*Written exercise:* Quote the whole listing verbatim.

Stored data
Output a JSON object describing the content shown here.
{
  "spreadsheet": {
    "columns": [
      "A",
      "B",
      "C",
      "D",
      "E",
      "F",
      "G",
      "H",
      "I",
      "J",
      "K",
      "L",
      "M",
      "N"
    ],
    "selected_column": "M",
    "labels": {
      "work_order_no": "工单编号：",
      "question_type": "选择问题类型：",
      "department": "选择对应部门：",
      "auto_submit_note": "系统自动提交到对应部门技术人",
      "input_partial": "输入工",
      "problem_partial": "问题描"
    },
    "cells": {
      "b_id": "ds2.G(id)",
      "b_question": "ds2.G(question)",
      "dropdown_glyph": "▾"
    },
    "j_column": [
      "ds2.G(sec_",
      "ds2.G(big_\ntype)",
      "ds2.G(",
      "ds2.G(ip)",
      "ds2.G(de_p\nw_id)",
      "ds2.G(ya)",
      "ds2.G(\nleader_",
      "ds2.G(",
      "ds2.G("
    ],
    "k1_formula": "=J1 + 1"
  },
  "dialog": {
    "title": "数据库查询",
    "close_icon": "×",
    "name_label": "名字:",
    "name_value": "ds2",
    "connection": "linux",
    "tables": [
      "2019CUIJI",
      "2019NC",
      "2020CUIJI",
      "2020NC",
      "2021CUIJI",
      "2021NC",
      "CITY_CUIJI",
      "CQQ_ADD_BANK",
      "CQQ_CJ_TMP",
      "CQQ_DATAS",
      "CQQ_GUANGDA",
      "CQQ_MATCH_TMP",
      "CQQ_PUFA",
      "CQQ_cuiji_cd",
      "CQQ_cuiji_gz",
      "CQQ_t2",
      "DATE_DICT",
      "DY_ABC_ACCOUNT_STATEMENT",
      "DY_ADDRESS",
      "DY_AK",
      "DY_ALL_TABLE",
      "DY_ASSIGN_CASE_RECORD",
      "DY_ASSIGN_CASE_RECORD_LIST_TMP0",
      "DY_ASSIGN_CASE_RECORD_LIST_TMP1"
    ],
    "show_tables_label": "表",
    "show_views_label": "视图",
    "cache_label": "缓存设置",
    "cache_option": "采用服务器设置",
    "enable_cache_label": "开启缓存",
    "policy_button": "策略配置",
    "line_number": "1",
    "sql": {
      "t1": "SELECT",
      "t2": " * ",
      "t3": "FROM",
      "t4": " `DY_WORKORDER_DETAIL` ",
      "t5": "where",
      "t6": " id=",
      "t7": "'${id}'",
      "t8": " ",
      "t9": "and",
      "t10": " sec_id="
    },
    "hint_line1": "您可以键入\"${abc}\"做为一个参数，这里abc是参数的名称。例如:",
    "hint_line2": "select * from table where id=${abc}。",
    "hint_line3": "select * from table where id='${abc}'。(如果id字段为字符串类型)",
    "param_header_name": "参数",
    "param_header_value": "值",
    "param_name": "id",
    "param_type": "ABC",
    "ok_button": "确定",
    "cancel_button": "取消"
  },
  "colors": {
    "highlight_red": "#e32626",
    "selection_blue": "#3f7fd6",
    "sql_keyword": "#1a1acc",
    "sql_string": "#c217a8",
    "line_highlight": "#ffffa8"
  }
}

*Finished exercise:*
Output a JSON object describing the content shown here.
{
  "spreadsheet": {
    "columns": [
      "A",
      "B",
      "C",
      "D",
      "E",
      "F",
      "G",
      "H",
      "I",
      "J",
      "K",
      "L",
      "M",
      "N"
    ],
    "selected_column": "M",
    "labels": {
      "work_order_no": "工单编号：",
      "question_type": "选择问题类型：",
      "department": "选择对应部门：",
      "auto_submit_note": "系统自动提交到对应部门技术人",
      "input_partial": "输入工",
      "problem_partial": "问题描"
    },
    "cells": {
      "b_id": "ds2.G(id)",
      "b_question": "ds2.G(question)",
      "dropdown_glyph": "▾"
    },
    "j_column": [
      "ds2.G(sec_",
      "ds2.G(big_\ntype)",
      "ds2.G(",
      "ds2.G(ip)",
      "ds2.G(de_p\nw_id)",
      "ds2.G(ya)",
      "ds2.G(\nleader_",
      "ds2.G(",
      "ds2.G("
    ],
    "k1_formula": "=J1 + 1"
  },
  "dialog": {
    "title": "数据库查询",
    "close_icon": "×",
    "name_label": "名字:",
    "name_value": "ds2",
    "connection": "linux",
    "tables": [
      "2019CUIJI",
      "2019NC",
      "2020CUIJI",
      "2020NC",
      "2021CUIJI",
      "2021NC",
      "CITY_CUIJI",
      "CQQ_ADD_BANK",
      "CQQ_CJ_TMP",
      "CQQ_DATAS",
      "CQQ_GUANGDA",
      "CQQ_MATCH_TMP",
      "CQQ_PUFA",
      "CQQ_cuiji_cd",
      "CQQ_cuiji_gz",
      "CQQ_t2",
      "DATE_DICT",
      "DY_ABC_ACCOUNT_STATEMENT",
      "DY_ADDRESS",
      "DY_AK",
      "DY_ALL_TABLE",
      "DY_ASSIGN_CASE_RECORD",
      "DY_ASSIGN_CASE_RECORD_LIST_TMP0",
      "DY_ASSIGN_CASE_RECORD_LIST_TMP1"
    ],
    "show_tables_label": "表",
    "show_views_label": "视图",
    "cache_label": "缓存设置",
    "cache_option": "采用服务器设置",
    "enable_cache_label": "开启缓存",
    "policy_button": "策略配置",
    "line_number": "1",
    "sql": {
      "t1": "SELECT",
      "t2": " * ",
      "t3": "FROM",
      "t4": " `DY_WORKORDER_DETAIL` ",
      "t5": "where",
      "t6": " id=",
      "t7": "'${id}'",
      "t8": " ",
      "t9": "and",
      "t10": " sec_id="
    },
    "hint_line1": "您可以键入\"${abc}\"做为一个参数，这里abc是参数的名称。例如:",
    "hint_line2": "select * from table where id=${abc}。",
    "hint_line3": "select * from table where id='${abc}'。(如果id字段为字符串类型)",
    "param_header_name": "参数",
    "param_header_value": "值",
    "param_name": "id",
    "param_type": "ABC",
    "ok_button": "确定",
    "cancel_button": "取消"
  },
  "colors": {
    "highlight_red": "#e32626",
    "selection_blue": "#3f7fd6",
    "sql_keyword": "#1a1acc",
    "sql_string": "#c217a8",
    "line_highlight": "#ffffa8"
  }
}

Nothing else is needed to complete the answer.